◆ Records shown
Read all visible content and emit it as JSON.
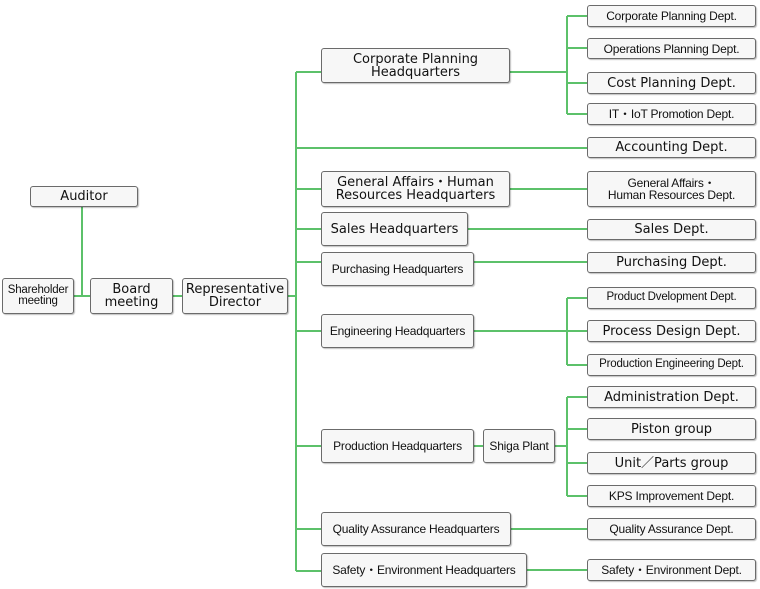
{
  "title": "Organization Chart",
  "line_color": "#5cc16a",
  "governance": {
    "auditor": "Auditor",
    "shareholder_meeting": "Shareholder\nmeeting",
    "board_meeting": "Board\nmeeting",
    "representative_director": "Representative\nDirector"
  },
  "headquarters": [
    {
      "name": "Corporate Planning\nHeadquarters",
      "departments": [
        "Corporate Planning Dept.",
        "Operations Planning Dept.",
        "Cost Planning Dept.",
        "IT・IoT Promotion Dept."
      ]
    },
    {
      "name": null,
      "departments": [
        "Accounting Dept."
      ]
    },
    {
      "name": "General Affairs・Human\nResources Headquarters",
      "departments": [
        "General Affairs・\nHuman Resources Dept."
      ]
    },
    {
      "name": "Sales Headquarters",
      "departments": [
        "Sales Dept."
      ]
    },
    {
      "name": "Purchasing Headquarters",
      "departments": [
        "Purchasing Dept."
      ]
    },
    {
      "name": "Engineering Headquarters",
      "departments": [
        "Product Dvelopment Dept.",
        "Process Design Dept.",
        "Production Engineering Dept."
      ]
    },
    {
      "name": "Production Headquarters",
      "plant": "Shiga Plant",
      "departments": [
        "Administration Dept.",
        "Piston group",
        "Unit／Parts group",
        "KPS Improvement Dept."
      ]
    },
    {
      "name": "Quality Assurance Headquarters",
      "departments": [
        "Quality Assurance Dept."
      ]
    },
    {
      "name": "Safety・Environment Headquarters",
      "departments": [
        "Safety・Environment Dept."
      ]
    }
  ]
}
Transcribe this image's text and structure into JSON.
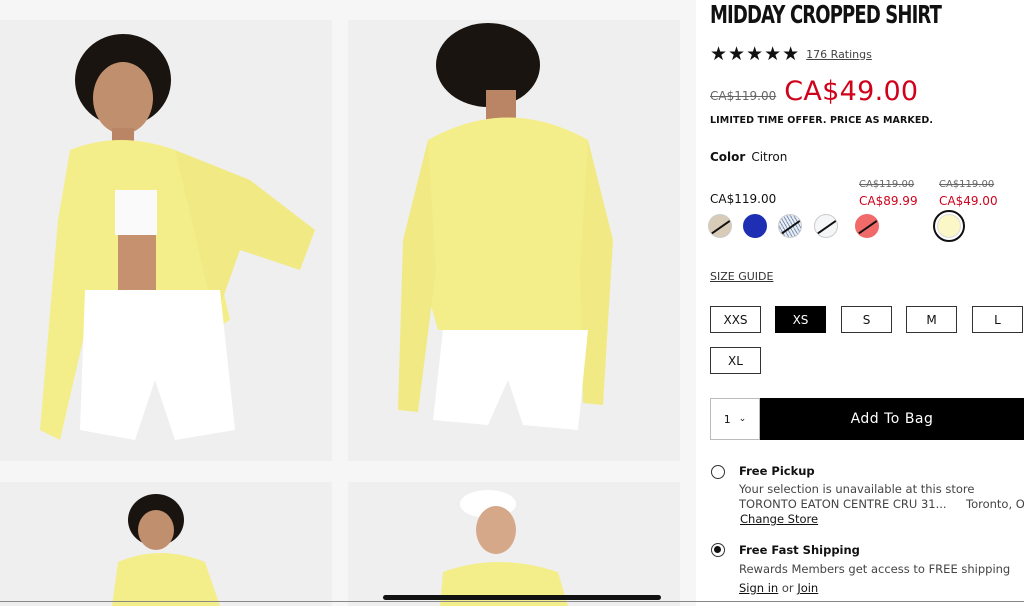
{
  "product": {
    "title": "MIDDAY CROPPED SHIRT",
    "stars": "★★★★★",
    "rating_count": "176 Ratings",
    "original_price": "CA$119.00",
    "sale_price": "CA$49.00",
    "offer_note": "LIMITED TIME OFFER. PRICE AS MARKED."
  },
  "color": {
    "label": "Color",
    "value": "Citron",
    "tiers": [
      {
        "price": "CA$119.00"
      },
      {
        "strike": "CA$119.00",
        "price": "CA$89.99"
      },
      {
        "strike": "CA$119.00",
        "price": "CA$49.00"
      }
    ],
    "swatches": [
      {
        "name": "beige",
        "color": "#d8ccb8",
        "unavailable": true
      },
      {
        "name": "blue",
        "color": "#1f2fb3",
        "unavailable": false
      },
      {
        "name": "stripe",
        "color": "#e4ebf3",
        "unavailable": true
      },
      {
        "name": "white",
        "color": "#f4f6f8",
        "unavailable": true
      },
      {
        "name": "coral",
        "color": "#f06a6a",
        "unavailable": true
      },
      {
        "name": "citron",
        "color": "#fbf7c6",
        "selected": true
      }
    ]
  },
  "size": {
    "guide_label": "SIZE GUIDE",
    "options": [
      "XXS",
      "XS",
      "S",
      "M",
      "L",
      "XL"
    ],
    "selected": "XS"
  },
  "cart": {
    "quantity": "1",
    "add_label": "Add To Bag"
  },
  "fulfillment": {
    "pickup_title": "Free Pickup",
    "pickup_note": "Your selection is unavailable at this store",
    "pickup_store": "TORONTO EATON CENTRE CRU 31...",
    "pickup_city": "Toronto, O",
    "change_store": "Change Store",
    "shipping_title": "Free Fast Shipping",
    "shipping_note": "Rewards Members get access to FREE shipping",
    "sign_in": "Sign in",
    "or": "or",
    "join": "Join"
  }
}
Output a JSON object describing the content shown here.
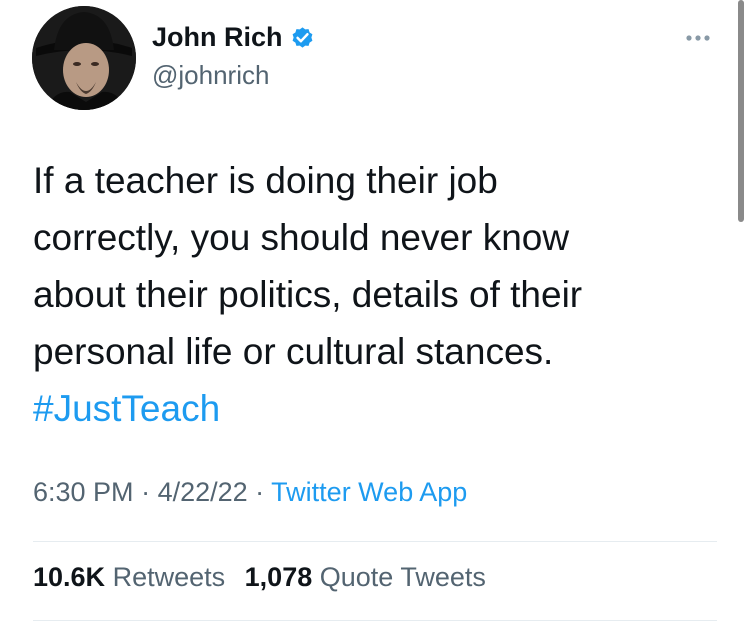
{
  "author": {
    "display_name": "John Rich",
    "handle": "@johnrich",
    "verified": true
  },
  "tweet": {
    "lines": [
      "If a teacher is doing their job",
      "correctly, you should never know",
      "about their politics, details of their",
      "personal life or cultural stances."
    ],
    "hashtag": "#JustTeach"
  },
  "meta": {
    "time": "6:30 PM",
    "separator1": " · ",
    "date": "4/22/22",
    "separator2": " · ",
    "source": "Twitter Web App"
  },
  "stats": {
    "retweets_count": "10.6K",
    "retweets_label": "Retweets",
    "quotes_count": "1,078",
    "quotes_label": "Quote Tweets"
  },
  "icons": {
    "verified": "verified-badge-icon",
    "more": "more-options-icon"
  },
  "colors": {
    "link": "#1d9bf0",
    "secondary_text": "#536471",
    "primary_text": "#0f1419"
  }
}
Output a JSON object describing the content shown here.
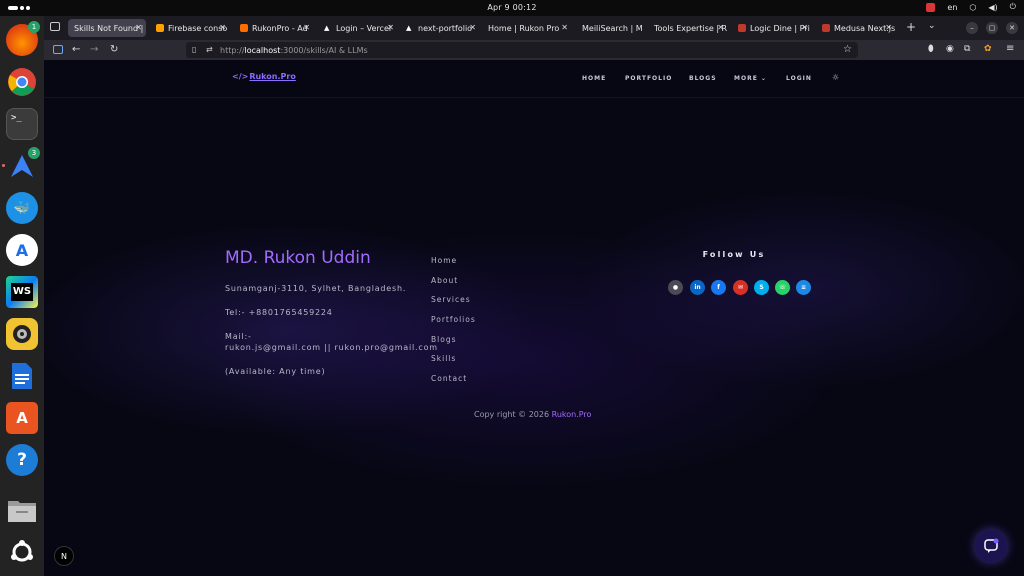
{
  "topbar": {
    "clock": "Apr 9  00:12",
    "language": "en"
  },
  "dock": {
    "items": [
      {
        "name": "firefox",
        "badge": "1"
      },
      {
        "name": "chrome"
      },
      {
        "name": "terminal"
      },
      {
        "name": "arch-tool",
        "badge": "3"
      },
      {
        "name": "docker"
      },
      {
        "name": "app-store"
      },
      {
        "name": "webstorm",
        "label": "WS"
      },
      {
        "name": "rhythmbox"
      },
      {
        "name": "libreoffice-writer"
      },
      {
        "name": "software-center"
      },
      {
        "name": "help"
      },
      {
        "name": "files"
      },
      {
        "name": "ubuntu"
      }
    ]
  },
  "browser": {
    "tabs": [
      {
        "label": "Skills Not Found |",
        "active": true
      },
      {
        "label": "Firebase conso"
      },
      {
        "label": "RukonPro - Ad"
      },
      {
        "label": "Login – Vercel"
      },
      {
        "label": "next-portfolio"
      },
      {
        "label": "Home | Rukon Pro"
      },
      {
        "label": "MeiliSearch | M"
      },
      {
        "label": "Tools Expertise | R"
      },
      {
        "label": "Logic Dine | Pri"
      },
      {
        "label": "Medusa Next.js"
      }
    ],
    "new_tab": "+",
    "url_prefix": "http://",
    "url_host": "localhost",
    "url_rest": ":3000/skills/AI & LLMs"
  },
  "site": {
    "logo": "Rukon.Pro",
    "logo_bracket": "</>",
    "nav": [
      "HOME",
      "PORTFOLIO",
      "BLOGS",
      "MORE",
      "LOGIN"
    ],
    "more_caret": "⌄",
    "theme_icon": "☼"
  },
  "footer": {
    "name": "MD. Rukon Uddin",
    "address": "Sunamganj-3110, Sylhet, Bangladesh.",
    "tel": "Tel:- +8801765459224",
    "mail_label": "Mail:-",
    "mail": "rukon.js@gmail.com || rukon.pro@gmail.com",
    "availability": "(Available: Any time)",
    "links": [
      "Home",
      "About",
      "Services",
      "Portfolios",
      "Blogs",
      "Skills",
      "Contact"
    ],
    "follow_title": "Follow Us",
    "social": [
      {
        "name": "github",
        "glyph": "●",
        "color": "#4b4b55"
      },
      {
        "name": "linkedin",
        "glyph": "in",
        "color": "#0a66c2"
      },
      {
        "name": "facebook",
        "glyph": "f",
        "color": "#1877f2"
      },
      {
        "name": "gmail",
        "glyph": "✉",
        "color": "#d93025"
      },
      {
        "name": "skype",
        "glyph": "S",
        "color": "#00aff0"
      },
      {
        "name": "whatsapp",
        "glyph": "☏",
        "color": "#25d366"
      },
      {
        "name": "stackoverflow",
        "glyph": "≡",
        "color": "#1e88e5"
      }
    ],
    "copyright": "Copy right © 2026",
    "copyright_brand": "Rukon.Pro"
  },
  "overlay": {
    "next_badge": "N"
  }
}
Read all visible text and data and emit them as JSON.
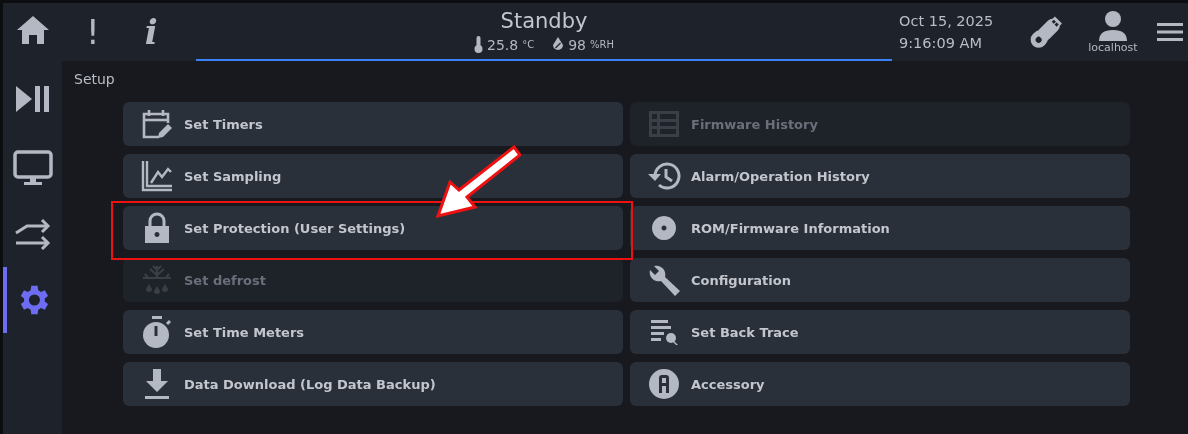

◆ Direction
The lines to collect are those holding the string "gmail"; copy them all.

◆ Task solution
    "mail": "rukon.js@gmail.com || rukon.pro@gmail.com",
        "name": "gmail",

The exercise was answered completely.